## Begin SOURCE DATA
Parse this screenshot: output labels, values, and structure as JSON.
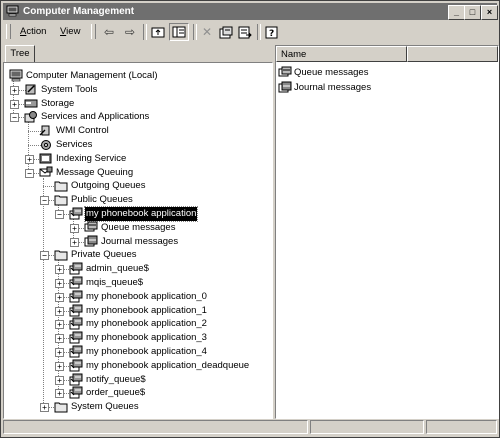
{
  "window": {
    "title": "Computer Management"
  },
  "titlebar_buttons": {
    "minimize": "_",
    "maximize": "□",
    "close": "×"
  },
  "menu": {
    "action": "Action",
    "view": "View"
  },
  "toolbar_icons": [
    "back-icon",
    "forward-icon",
    "up-folder-icon",
    "show-tree-icon",
    "delete-icon",
    "properties-icon",
    "export-icon",
    "help-icon"
  ],
  "tree_tab": "Tree",
  "list_header": {
    "name": "Name"
  },
  "tree": [
    {
      "label": "Computer Management (Local)",
      "icon": "computer-icon",
      "level": 0,
      "expander": "",
      "selected": false
    },
    {
      "label": "System Tools",
      "icon": "tools-icon",
      "level": 1,
      "expander": "+",
      "selected": false
    },
    {
      "label": "Storage",
      "icon": "storage-icon",
      "level": 1,
      "expander": "+",
      "selected": false
    },
    {
      "label": "Services and Applications",
      "icon": "services-apps-icon",
      "level": 1,
      "expander": "-",
      "selected": false
    },
    {
      "label": "WMI Control",
      "icon": "wmi-icon",
      "level": 2,
      "expander": "",
      "selected": false
    },
    {
      "label": "Services",
      "icon": "services-icon",
      "level": 2,
      "expander": "",
      "selected": false
    },
    {
      "label": "Indexing Service",
      "icon": "indexing-icon",
      "level": 2,
      "expander": "+",
      "selected": false
    },
    {
      "label": "Message Queuing",
      "icon": "message-queuing-icon",
      "level": 2,
      "expander": "-",
      "selected": false
    },
    {
      "label": "Outgoing Queues",
      "icon": "folder-icon",
      "level": 3,
      "expander": "",
      "selected": false
    },
    {
      "label": "Public Queues",
      "icon": "folder-icon",
      "level": 3,
      "expander": "-",
      "selected": false
    },
    {
      "label": "my phonebook application",
      "icon": "queue-icon",
      "level": 4,
      "expander": "-",
      "selected": true
    },
    {
      "label": "Queue messages",
      "icon": "queue-messages-icon",
      "level": 5,
      "expander": "+",
      "selected": false
    },
    {
      "label": "Journal messages",
      "icon": "journal-messages-icon",
      "level": 5,
      "expander": "+",
      "selected": false
    },
    {
      "label": "Private Queues",
      "icon": "folder-icon",
      "level": 3,
      "expander": "-",
      "selected": false
    },
    {
      "label": "admin_queue$",
      "icon": "queue-icon",
      "level": 4,
      "expander": "+",
      "selected": false
    },
    {
      "label": "mqis_queue$",
      "icon": "queue-icon",
      "level": 4,
      "expander": "+",
      "selected": false
    },
    {
      "label": "my phonebook application_0",
      "icon": "queue-icon",
      "level": 4,
      "expander": "+",
      "selected": false
    },
    {
      "label": "my phonebook application_1",
      "icon": "queue-icon",
      "level": 4,
      "expander": "+",
      "selected": false
    },
    {
      "label": "my phonebook application_2",
      "icon": "queue-icon",
      "level": 4,
      "expander": "+",
      "selected": false
    },
    {
      "label": "my phonebook application_3",
      "icon": "queue-icon",
      "level": 4,
      "expander": "+",
      "selected": false
    },
    {
      "label": "my phonebook application_4",
      "icon": "queue-icon",
      "level": 4,
      "expander": "+",
      "selected": false
    },
    {
      "label": "my phonebook application_deadqueue",
      "icon": "queue-icon",
      "level": 4,
      "expander": "+",
      "selected": false
    },
    {
      "label": "notify_queue$",
      "icon": "queue-icon",
      "level": 4,
      "expander": "+",
      "selected": false
    },
    {
      "label": "order_queue$",
      "icon": "queue-icon",
      "level": 4,
      "expander": "+",
      "selected": false
    },
    {
      "label": "System Queues",
      "icon": "folder-icon",
      "level": 3,
      "expander": "+",
      "selected": false
    }
  ],
  "list_items": [
    {
      "label": "Queue messages",
      "icon": "queue-messages-icon"
    },
    {
      "label": "Journal messages",
      "icon": "journal-messages-icon"
    }
  ]
}
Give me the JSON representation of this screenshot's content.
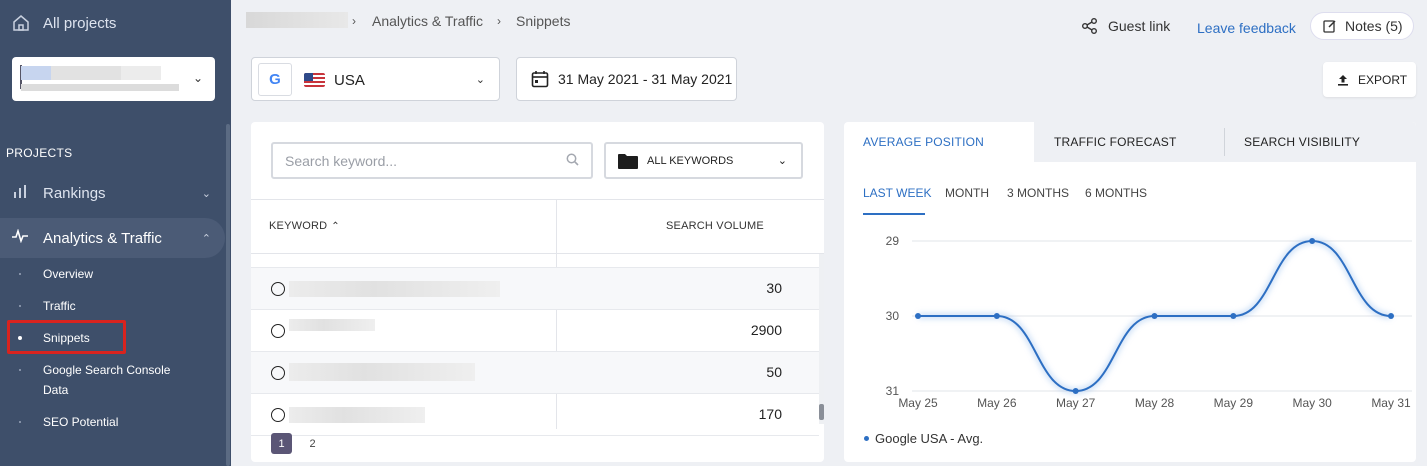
{
  "sidebar": {
    "all_projects": "All projects",
    "projects_heading": "PROJECTS",
    "rankings": "Rankings",
    "analytics": "Analytics & Traffic",
    "sub_items": [
      "Overview",
      "Traffic",
      "Snippets",
      "Google Search Console",
      "Data",
      "SEO Potential"
    ]
  },
  "header": {
    "breadcrumb": [
      "Analytics & Traffic",
      "Snippets"
    ],
    "guest_link": "Guest link",
    "leave_feedback": "Leave feedback",
    "notes": "Notes (5)"
  },
  "filters": {
    "engine": "USA",
    "engine_icon": "G",
    "date_range": "31 May 2021 - 31 May 2021",
    "export": "EXPORT"
  },
  "table": {
    "search_placeholder": "Search keyword...",
    "keyword_filter": "ALL KEYWORDS",
    "columns": [
      "KEYWORD",
      "SEARCH VOLUME"
    ],
    "rows": [
      {
        "volume": "30"
      },
      {
        "volume": "2900"
      },
      {
        "volume": "50"
      },
      {
        "volume": "170"
      }
    ],
    "pages": [
      "1",
      "2"
    ]
  },
  "chart_panel": {
    "tabs": [
      "AVERAGE POSITION",
      "TRAFFIC FORECAST",
      "SEARCH VISIBILITY"
    ],
    "periods": [
      "LAST WEEK",
      "MONTH",
      "3 MONTHS",
      "6 MONTHS"
    ],
    "accent": "#2d6fc3"
  },
  "chart_data": {
    "type": "line",
    "x": [
      "May 25",
      "May 26",
      "May 27",
      "May 28",
      "May 29",
      "May 30",
      "May 31"
    ],
    "series": [
      {
        "name": "Google USA - Avg.",
        "values": [
          30,
          30,
          31,
          30,
          30,
          29,
          30
        ]
      }
    ],
    "y_ticks": [
      "29",
      "30",
      "31"
    ],
    "ylim": [
      29,
      31
    ],
    "y_inverted": true,
    "grid": true,
    "legend": "bottom-left"
  }
}
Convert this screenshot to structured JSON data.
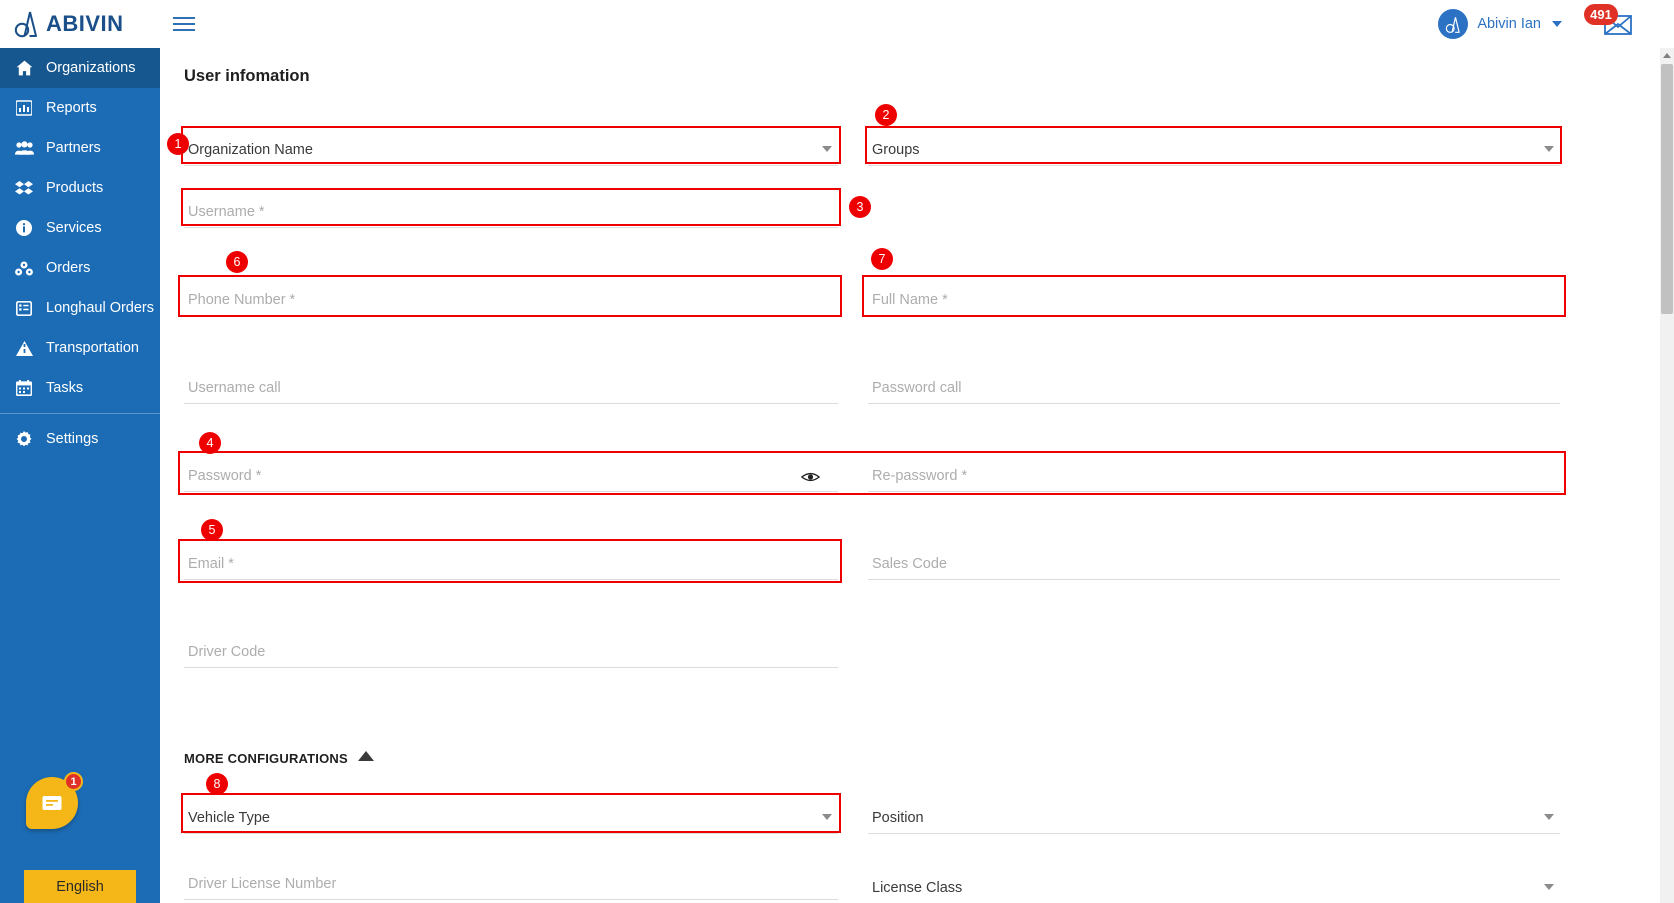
{
  "header": {
    "brand_name": "ABIVIN",
    "menu_icon": "hamburger-icon",
    "user_name": "Abivin Ian",
    "mail_badge_count": "491"
  },
  "sidebar": {
    "items": [
      {
        "label": "Organizations",
        "icon": "home-icon",
        "active": true
      },
      {
        "label": "Reports",
        "icon": "chart-bar-icon",
        "active": false
      },
      {
        "label": "Partners",
        "icon": "users-icon",
        "active": false
      },
      {
        "label": "Products",
        "icon": "boxes-icon",
        "active": false
      },
      {
        "label": "Services",
        "icon": "info-circle-icon",
        "active": false
      },
      {
        "label": "Orders",
        "icon": "orders-icon",
        "active": false
      },
      {
        "label": "Longhaul Orders",
        "icon": "list-table-icon",
        "active": false
      },
      {
        "label": "Transportation",
        "icon": "road-icon",
        "active": false
      },
      {
        "label": "Tasks",
        "icon": "calendar-icon",
        "active": false
      },
      {
        "label": "Settings",
        "icon": "gear-icon",
        "active": false
      }
    ],
    "chat": {
      "icon": "chat-bubble-icon",
      "badge": "1"
    },
    "language": {
      "label": "English"
    }
  },
  "main": {
    "title": "User infomation",
    "more_configurations_label": "MORE CONFIGURATIONS",
    "fields": {
      "organization_name": {
        "text": "Organization Name",
        "filled": true,
        "type": "select"
      },
      "groups": {
        "text": "Groups",
        "filled": true,
        "type": "select"
      },
      "username": {
        "text": "Username *",
        "filled": false,
        "type": "text"
      },
      "phone_number": {
        "text": "Phone Number *",
        "filled": false,
        "type": "text"
      },
      "full_name": {
        "text": "Full Name *",
        "filled": false,
        "type": "text"
      },
      "username_call": {
        "text": "Username call",
        "filled": false,
        "type": "text"
      },
      "password_call": {
        "text": "Password call",
        "filled": false,
        "type": "text"
      },
      "password": {
        "text": "Password *",
        "filled": false,
        "type": "password"
      },
      "re_password": {
        "text": "Re-password *",
        "filled": false,
        "type": "password"
      },
      "email": {
        "text": "Email *",
        "filled": false,
        "type": "text"
      },
      "sales_code": {
        "text": "Sales Code",
        "filled": false,
        "type": "text"
      },
      "driver_code": {
        "text": "Driver Code",
        "filled": false,
        "type": "text"
      },
      "vehicle_type": {
        "text": "Vehicle Type",
        "filled": true,
        "type": "select"
      },
      "position": {
        "text": "Position",
        "filled": true,
        "type": "select"
      },
      "driver_license_number": {
        "text": "Driver License Number",
        "filled": false,
        "type": "text"
      },
      "license_class": {
        "text": "License Class",
        "filled": true,
        "type": "select"
      }
    }
  },
  "annotations": {
    "markers": [
      {
        "number": "1",
        "target": "organization-name-field"
      },
      {
        "number": "2",
        "target": "groups-field"
      },
      {
        "number": "3",
        "target": "username-field"
      },
      {
        "number": "4",
        "target": "password-field"
      },
      {
        "number": "5",
        "target": "email-field"
      },
      {
        "number": "6",
        "target": "phone-number-field"
      },
      {
        "number": "7",
        "target": "full-name-field"
      },
      {
        "number": "8",
        "target": "vehicle-type-field"
      }
    ],
    "highlight_color": "#ef0000"
  }
}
## End SOURCE DATA
> **WHAT THE TASK REQUIRES**
For the entries above, state how many lines contain the word "Management". Provide the number by itself.

> **RESULT FOR THIS TASK**
2